*What is expected*. Locate the word "this" in the entries below, then gather every line that holds it.

Excerpted data start

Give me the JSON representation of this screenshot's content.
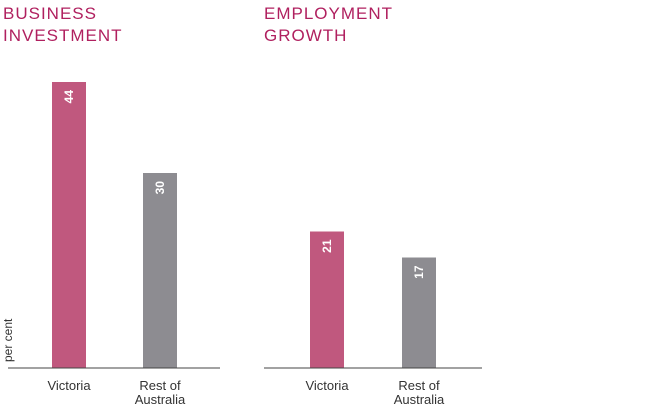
{
  "chart_data": [
    {
      "type": "bar",
      "title": [
        "BUSINESS",
        "INVESTMENT"
      ],
      "ylabel": "per cent",
      "categories": [
        [
          "Victoria"
        ],
        [
          "Rest of",
          "Australia"
        ]
      ],
      "values": [
        44,
        30
      ],
      "value_labels": [
        "44",
        "30"
      ],
      "colors": [
        "#c0587e",
        "#8d8c91"
      ],
      "ylim": [
        0,
        44
      ],
      "grid": false
    },
    {
      "type": "bar",
      "title": [
        "EMPLOYMENT",
        "GROWTH"
      ],
      "ylabel": "",
      "categories": [
        [
          "Victoria"
        ],
        [
          "Rest of",
          "Australia"
        ]
      ],
      "values": [
        21,
        17
      ],
      "value_labels": [
        "21",
        "17"
      ],
      "colors": [
        "#c0587e",
        "#8d8c91"
      ],
      "ylim": [
        0,
        44
      ],
      "grid": false
    }
  ],
  "colors": {
    "title": "#b0205f",
    "victoria": "#c0587e",
    "rest_of_australia": "#8d8c91",
    "axis": "#444444"
  }
}
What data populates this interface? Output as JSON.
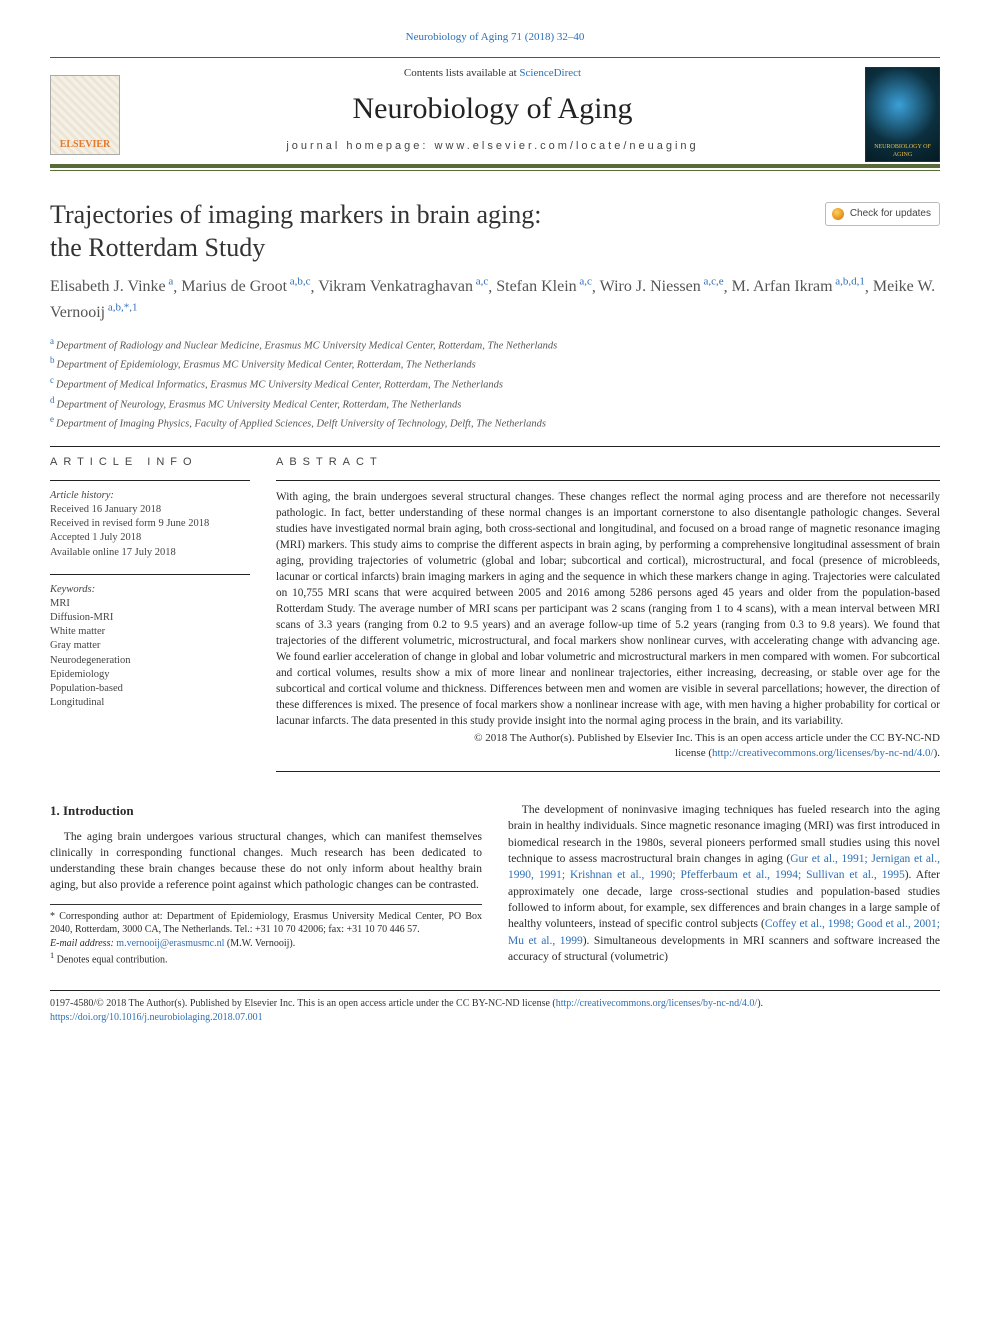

Excerpted data end

*Answer for the task*.
Give me the JSON representation of this screenshot's content.
What data populates this interface? Output as JSON.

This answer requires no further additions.